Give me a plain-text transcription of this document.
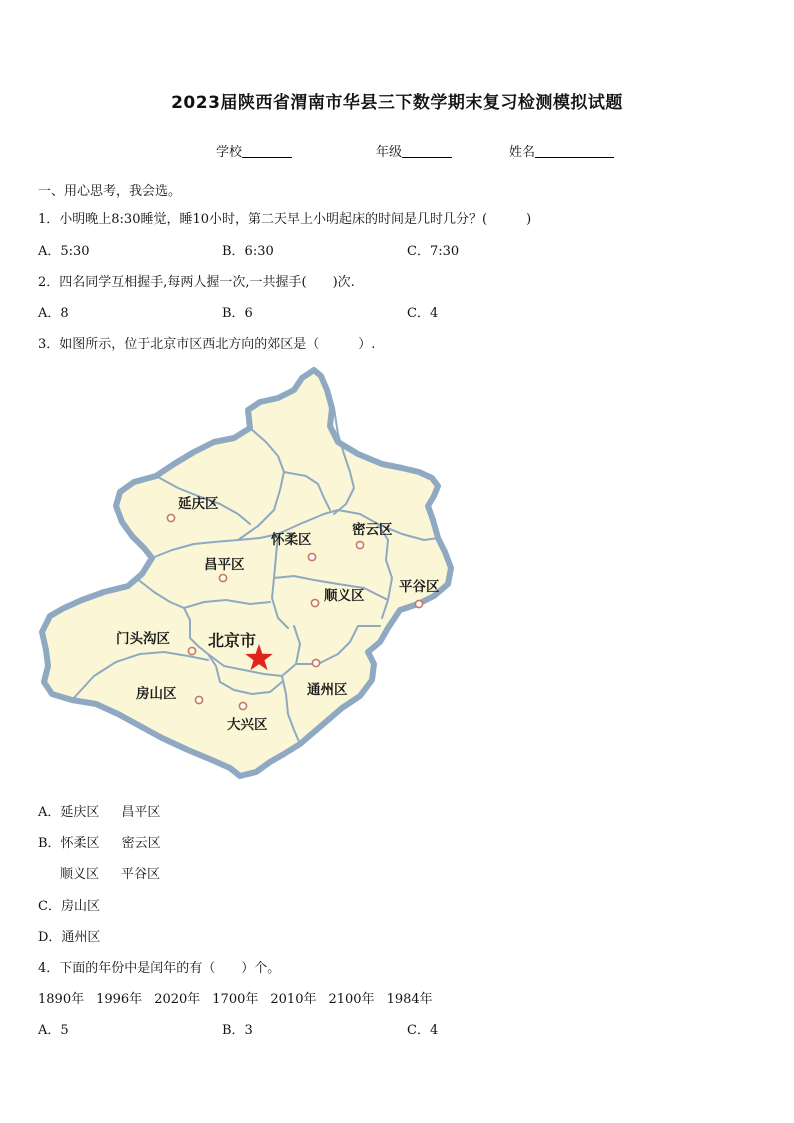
2023届陕西省渭南市华县三下数学期末复习检测模拟试题
学校	年级	姓名
一、用心思考，我会选。
1．小明晚上8:30睡觉，睡10小时，第二天早上小明起床的时间是几时几分？(　　　)
A．5:30	B．6:30	C．7:30
2．四名同学互相握手,每两人握一次,一共握手(　　)次.
A．8	B．6	C．4
3．如图所示，位于北京市区西北方向的郊区是（　　　）.
延庆区
怀柔区
密云区
昌平区
平谷区
顺义区
门头沟区 北京市
通州区
房山区
大兴区
A．延庆区 昌平区
B．怀柔区 密云区
顺义区 平谷区
C．房山区
D．通州区
4．下面的年份中是闰年的有（　　）个。
1890年 1996年 2020年 1700年 2010年 2100年 1984年
A．5	B．3	C．4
⁂
What is required:
Reproduce the full listing above verbatim, with no pictures included.

Correct response:
Give me a plain-text transcription of this document.
2023届陕西省渭南市华县三下数学期末复习检测模拟试题
学校	年级	姓名
一、用心思考，我会选。
1．小明晚上8:30睡觉，睡10小时，第二天早上小明起床的时间是几时几分？(　　　)
A．5:30	B．6:30	C．7:30
2．四名同学互相握手,每两人握一次,一共握手(　　)次.
A．8	B．6	C．4
3．如图所示，位于北京市区西北方向的郊区是（　　　）.
延庆区
怀柔区
密云区
昌平区
平谷区
顺义区
门头沟区 北京市
通州区
房山区
大兴区
A．延庆区 昌平区
B．怀柔区 密云区
顺义区 平谷区
C．房山区
D．通州区
4．下面的年份中是闰年的有（　　）个。
1890年 1996年 2020年 1700年 2010年 2100年 1984年
A．5	B．3	C．4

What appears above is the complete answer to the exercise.